WHAT IS NEEDED
Only the pictures are omitted; repeat all other data exactly.

** START OF RECORDS **

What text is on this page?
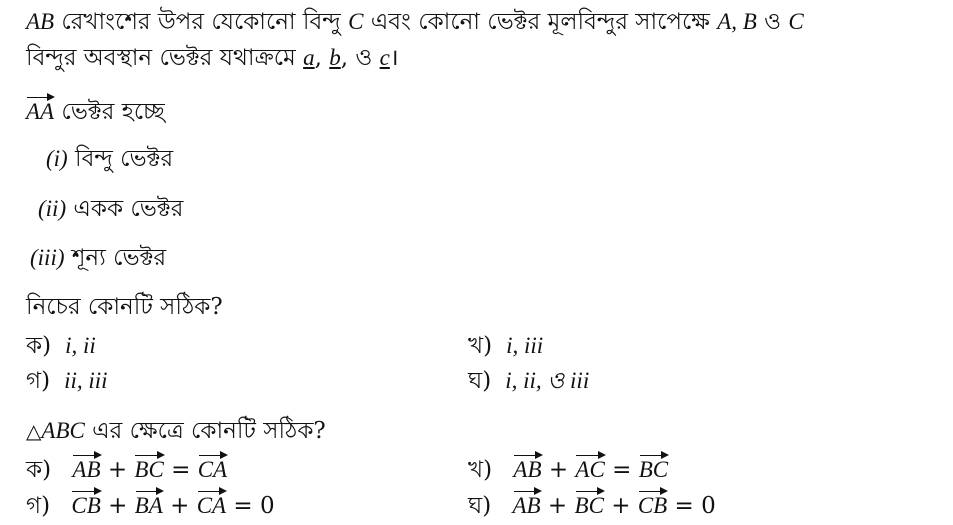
AB রেখাংশের উপর যেকোনো বিন্দু C এবং কোনো ভেক্টর মূলবিন্দুর সাপেক্ষে A, B ও C
বিন্দুর অবস্থান ভেক্টর যথাক্রমে a, b, ও c।
AA ভেক্টর হচ্ছে
(i) বিন্দু ভেক্টর
(ii) একক ভেক্টর
(iii) শূন্য ভেক্টর
নিচের কোনটি সঠিক?
ক) i, ii	খ) i, iii
গ) ii, iii	ঘ) i, ii, ও iii
△ABC এর ক্ষেত্রে কোনটি সঠিক?
ক) AB + BC = CA	খ) AB + AC = BC
গ) CB + BA + CA = 0	ঘ) AB + BC + CB = 0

** END OF RECORDS **

WRITTEN ANSWER
What text is on this page?
AB রেখাংশের উপর যেকোনো বিন্দু C এবং কোনো ভেক্টর মূলবিন্দুর সাপেক্ষে A, B ও C
বিন্দুর অবস্থান ভেক্টর যথাক্রমে a, b, ও c।
AA ভেক্টর হচ্ছে
(i) বিন্দু ভেক্টর
(ii) একক ভেক্টর
(iii) শূন্য ভেক্টর
নিচের কোনটি সঠিক?
ক) i, ii	খ) i, iii
গ) ii, iii	ঘ) i, ii, ও iii
△ABC এর ক্ষেত্রে কোনটি সঠিক?
ক) AB + BC = CA	খ) AB + AC = BC
গ) CB + BA + CA = 0	ঘ) AB + BC + CB = 0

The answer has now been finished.